▶ **Description of the task**
What is the number of lines that include the word "деятельности"? Provide only that figure.

▶ **Given records**
___
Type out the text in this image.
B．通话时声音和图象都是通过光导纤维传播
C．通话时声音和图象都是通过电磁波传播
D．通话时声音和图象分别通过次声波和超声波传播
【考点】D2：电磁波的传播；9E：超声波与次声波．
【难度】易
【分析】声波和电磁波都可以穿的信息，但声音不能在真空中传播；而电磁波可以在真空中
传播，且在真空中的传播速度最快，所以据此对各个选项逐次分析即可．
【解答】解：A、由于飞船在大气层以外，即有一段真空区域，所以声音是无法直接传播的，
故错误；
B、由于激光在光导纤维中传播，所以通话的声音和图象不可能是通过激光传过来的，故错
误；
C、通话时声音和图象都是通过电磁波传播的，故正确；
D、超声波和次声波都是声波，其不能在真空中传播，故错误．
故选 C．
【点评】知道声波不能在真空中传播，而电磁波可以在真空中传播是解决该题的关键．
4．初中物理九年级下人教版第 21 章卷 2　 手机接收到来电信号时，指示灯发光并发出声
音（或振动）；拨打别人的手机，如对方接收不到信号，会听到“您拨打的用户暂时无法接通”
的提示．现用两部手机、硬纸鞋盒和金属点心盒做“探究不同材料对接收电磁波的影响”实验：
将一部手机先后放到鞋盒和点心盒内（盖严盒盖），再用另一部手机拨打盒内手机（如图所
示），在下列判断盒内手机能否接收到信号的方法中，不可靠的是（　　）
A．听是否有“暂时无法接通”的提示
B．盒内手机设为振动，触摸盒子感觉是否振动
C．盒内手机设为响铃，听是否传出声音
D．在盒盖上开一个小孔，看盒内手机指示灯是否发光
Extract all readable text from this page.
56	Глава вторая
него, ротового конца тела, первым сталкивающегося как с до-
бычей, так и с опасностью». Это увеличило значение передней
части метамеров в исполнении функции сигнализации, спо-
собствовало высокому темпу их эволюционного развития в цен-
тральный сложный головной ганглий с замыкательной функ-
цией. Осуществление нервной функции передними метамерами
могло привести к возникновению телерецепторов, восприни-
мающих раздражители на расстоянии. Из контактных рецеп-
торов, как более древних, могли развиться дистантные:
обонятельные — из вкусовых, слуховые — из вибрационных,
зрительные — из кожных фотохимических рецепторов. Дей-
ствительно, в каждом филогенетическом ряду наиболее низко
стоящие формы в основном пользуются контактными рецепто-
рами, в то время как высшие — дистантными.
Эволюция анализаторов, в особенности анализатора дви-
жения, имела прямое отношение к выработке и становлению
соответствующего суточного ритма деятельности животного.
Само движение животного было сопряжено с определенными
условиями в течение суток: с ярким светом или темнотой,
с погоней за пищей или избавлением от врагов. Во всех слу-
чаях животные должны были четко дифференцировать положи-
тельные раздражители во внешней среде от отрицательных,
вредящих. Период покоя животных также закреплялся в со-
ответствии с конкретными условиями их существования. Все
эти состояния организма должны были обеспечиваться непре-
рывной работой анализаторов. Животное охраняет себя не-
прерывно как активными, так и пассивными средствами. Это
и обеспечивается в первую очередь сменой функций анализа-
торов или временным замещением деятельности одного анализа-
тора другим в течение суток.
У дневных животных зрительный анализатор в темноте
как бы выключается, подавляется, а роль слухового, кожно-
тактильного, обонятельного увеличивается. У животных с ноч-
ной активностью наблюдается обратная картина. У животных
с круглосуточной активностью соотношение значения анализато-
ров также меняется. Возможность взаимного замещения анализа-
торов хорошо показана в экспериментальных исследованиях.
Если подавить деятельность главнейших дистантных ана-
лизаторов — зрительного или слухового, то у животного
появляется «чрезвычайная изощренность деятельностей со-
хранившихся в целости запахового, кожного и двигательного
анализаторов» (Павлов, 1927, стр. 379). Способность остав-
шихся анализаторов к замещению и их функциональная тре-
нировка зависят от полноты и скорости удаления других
___
▶ **Worked answer**
2